Provided records:
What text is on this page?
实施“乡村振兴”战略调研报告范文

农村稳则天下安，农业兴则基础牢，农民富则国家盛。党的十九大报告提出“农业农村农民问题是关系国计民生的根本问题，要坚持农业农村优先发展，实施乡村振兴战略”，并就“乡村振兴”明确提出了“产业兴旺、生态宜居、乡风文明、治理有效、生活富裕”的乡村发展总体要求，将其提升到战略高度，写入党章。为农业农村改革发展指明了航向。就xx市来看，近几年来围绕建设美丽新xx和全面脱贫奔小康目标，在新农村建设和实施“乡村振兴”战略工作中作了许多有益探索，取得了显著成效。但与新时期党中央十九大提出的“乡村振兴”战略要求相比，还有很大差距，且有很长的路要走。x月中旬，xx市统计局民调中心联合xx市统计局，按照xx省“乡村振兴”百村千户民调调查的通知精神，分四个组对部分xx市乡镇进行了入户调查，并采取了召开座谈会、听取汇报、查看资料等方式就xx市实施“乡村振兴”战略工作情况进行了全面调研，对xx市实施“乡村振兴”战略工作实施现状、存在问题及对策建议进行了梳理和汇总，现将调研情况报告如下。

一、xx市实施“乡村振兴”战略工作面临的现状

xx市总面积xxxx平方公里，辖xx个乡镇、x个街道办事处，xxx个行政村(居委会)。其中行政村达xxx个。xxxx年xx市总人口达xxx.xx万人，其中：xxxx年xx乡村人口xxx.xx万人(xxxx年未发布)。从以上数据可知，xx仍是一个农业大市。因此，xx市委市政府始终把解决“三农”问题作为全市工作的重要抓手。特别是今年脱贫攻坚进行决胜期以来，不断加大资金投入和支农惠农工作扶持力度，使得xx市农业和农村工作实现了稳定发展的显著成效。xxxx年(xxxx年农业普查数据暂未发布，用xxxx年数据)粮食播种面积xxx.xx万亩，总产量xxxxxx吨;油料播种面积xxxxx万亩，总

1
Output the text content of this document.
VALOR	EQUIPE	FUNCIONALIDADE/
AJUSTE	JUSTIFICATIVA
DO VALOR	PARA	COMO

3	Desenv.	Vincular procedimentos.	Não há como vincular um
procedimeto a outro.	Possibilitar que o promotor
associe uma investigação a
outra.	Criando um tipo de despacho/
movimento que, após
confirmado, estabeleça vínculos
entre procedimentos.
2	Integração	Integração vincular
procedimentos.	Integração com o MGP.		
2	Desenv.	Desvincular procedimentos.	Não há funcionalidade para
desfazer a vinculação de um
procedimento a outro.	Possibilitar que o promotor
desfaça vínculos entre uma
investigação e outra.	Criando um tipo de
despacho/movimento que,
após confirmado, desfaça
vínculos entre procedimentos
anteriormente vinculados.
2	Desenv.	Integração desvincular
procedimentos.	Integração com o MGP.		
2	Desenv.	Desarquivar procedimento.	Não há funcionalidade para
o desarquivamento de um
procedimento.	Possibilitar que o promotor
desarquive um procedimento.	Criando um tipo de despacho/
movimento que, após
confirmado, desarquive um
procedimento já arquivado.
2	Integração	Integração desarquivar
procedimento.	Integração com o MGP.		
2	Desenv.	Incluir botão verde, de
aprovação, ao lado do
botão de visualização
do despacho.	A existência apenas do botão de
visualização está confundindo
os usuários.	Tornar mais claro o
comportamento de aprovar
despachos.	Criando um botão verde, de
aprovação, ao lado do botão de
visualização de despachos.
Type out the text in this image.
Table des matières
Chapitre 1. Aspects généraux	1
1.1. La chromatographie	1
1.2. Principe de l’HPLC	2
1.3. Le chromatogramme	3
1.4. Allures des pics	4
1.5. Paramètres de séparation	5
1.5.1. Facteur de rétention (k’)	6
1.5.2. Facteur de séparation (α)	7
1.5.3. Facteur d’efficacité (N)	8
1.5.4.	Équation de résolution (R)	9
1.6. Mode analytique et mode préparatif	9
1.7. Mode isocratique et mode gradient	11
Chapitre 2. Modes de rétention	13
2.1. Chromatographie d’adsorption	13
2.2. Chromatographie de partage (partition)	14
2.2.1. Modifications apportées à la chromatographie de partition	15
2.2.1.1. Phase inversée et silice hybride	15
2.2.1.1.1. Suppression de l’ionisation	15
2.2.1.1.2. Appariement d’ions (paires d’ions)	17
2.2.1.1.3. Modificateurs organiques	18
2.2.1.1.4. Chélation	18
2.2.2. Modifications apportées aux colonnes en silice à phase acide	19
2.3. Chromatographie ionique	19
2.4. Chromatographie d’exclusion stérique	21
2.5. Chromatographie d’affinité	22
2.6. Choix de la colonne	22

Aim of the exercise: Retype every record above exactly as written.

Result for this task:
What text is on this page?
实施“乡村振兴”战略调研报告范文

农村稳则天下安，农业兴则基础牢，农民富则国家盛。党的十九大报告提出“农业农村农民问题是关系国计民生的根本问题，要坚持农业农村优先发展，实施乡村振兴战略”，并就“乡村振兴”明确提出了“产业兴旺、生态宜居、乡风文明、治理有效、生活富裕”的乡村发展总体要求，将其提升到战略高度，写入党章。为农业农村改革发展指明了航向。就xx市来看，近几年来围绕建设美丽新xx和全面脱贫奔小康目标，在新农村建设和实施“乡村振兴”战略工作中作了许多有益探索，取得了显著成效。但与新时期党中央十九大提出的“乡村振兴”战略要求相比，还有很大差距，且有很长的路要走。x月中旬，xx市统计局民调中心联合xx市统计局，按照xx省“乡村振兴”百村千户民调调查的通知精神，分四个组对部分xx市乡镇进行了入户调查，并采取了召开座谈会、听取汇报、查看资料等方式就xx市实施“乡村振兴”战略工作情况进行了全面调研，对xx市实施“乡村振兴”战略工作实施现状、存在问题及对策建议进行了梳理和汇总，现将调研情况报告如下。

一、xx市实施“乡村振兴”战略工作面临的现状

xx市总面积xxxx平方公里，辖xx个乡镇、x个街道办事处，xxx个行政村(居委会)。其中行政村达xxx个。xxxx年xx市总人口达xxx.xx万人，其中：xxxx年xx乡村人口xxx.xx万人(xxxx年未发布)。从以上数据可知，xx仍是一个农业大市。因此，xx市委市政府始终把解决“三农”问题作为全市工作的重要抓手。特别是今年脱贫攻坚进行决胜期以来，不断加大资金投入和支农惠农工作扶持力度，使得xx市农业和农村工作实现了稳定发展的显著成效。xxxx年(xxxx年农业普查数据暂未发布，用xxxx年数据)粮食播种面积xxx.xx万亩，总产量xxxxxx吨;油料播种面积xxxxx万亩，总

1
Output the text content of this document.
VALOR	EQUIPE	FUNCIONALIDADE/
AJUSTE	JUSTIFICATIVA
DO VALOR	PARA	COMO

3	Desenv.	Vincular procedimentos.	Não há como vincular um
procedimeto a outro.	Possibilitar que o promotor
associe uma investigação a
outra.	Criando um tipo de despacho/
movimento que, após
confirmado, estabeleça vínculos
entre procedimentos.
2	Integração	Integração vincular
procedimentos.	Integração com o MGP.		
2	Desenv.	Desvincular procedimentos.	Não há funcionalidade para
desfazer a vinculação de um
procedimento a outro.	Possibilitar que o promotor
desfaça vínculos entre uma
investigação e outra.	Criando um tipo de
despacho/movimento que,
após confirmado, desfaça
vínculos entre procedimentos
anteriormente vinculados.
2	Desenv.	Integração desvincular
procedimentos.	Integração com o MGP.		
2	Desenv.	Desarquivar procedimento.	Não há funcionalidade para
o desarquivamento de um
procedimento.	Possibilitar que o promotor
desarquive um procedimento.	Criando um tipo de despacho/
movimento que, após
confirmado, desarquive um
procedimento já arquivado.
2	Integração	Integração desarquivar
procedimento.	Integração com o MGP.		
2	Desenv.	Incluir botão verde, de
aprovação, ao lado do
botão de visualização
do despacho.	A existência apenas do botão de
visualização está confundindo
os usuários.	Tornar mais claro o
comportamento de aprovar
despachos.	Criando um botão verde, de
aprovação, ao lado do botão de
visualização de despachos.
Type out the text in this image.
Table des matières
Chapitre 1. Aspects généraux	1
1.1. La chromatographie	1
1.2. Principe de l’HPLC	2
1.3. Le chromatogramme	3
1.4. Allures des pics	4
1.5. Paramètres de séparation	5
1.5.1. Facteur de rétention (k’)	6
1.5.2. Facteur de séparation (α)	7
1.5.3. Facteur d’efficacité (N)	8
1.5.4.	Équation de résolution (R)	9
1.6. Mode analytique et mode préparatif	9
1.7. Mode isocratique et mode gradient	11
Chapitre 2. Modes de rétention	13
2.1. Chromatographie d’adsorption	13
2.2. Chromatographie de partage (partition)	14
2.2.1. Modifications apportées à la chromatographie de partition	15
2.2.1.1. Phase inversée et silice hybride	15
2.2.1.1.1. Suppression de l’ionisation	15
2.2.1.1.2. Appariement d’ions (paires d’ions)	17
2.2.1.1.3. Modificateurs organiques	18
2.2.1.1.4. Chélation	18
2.2.2. Modifications apportées aux colonnes en silice à phase acide	19
2.3. Chromatographie ionique	19
2.4. Chromatographie d’exclusion stérique	21
2.5. Chromatographie d’affinité	22
2.6. Choix de la colonne	22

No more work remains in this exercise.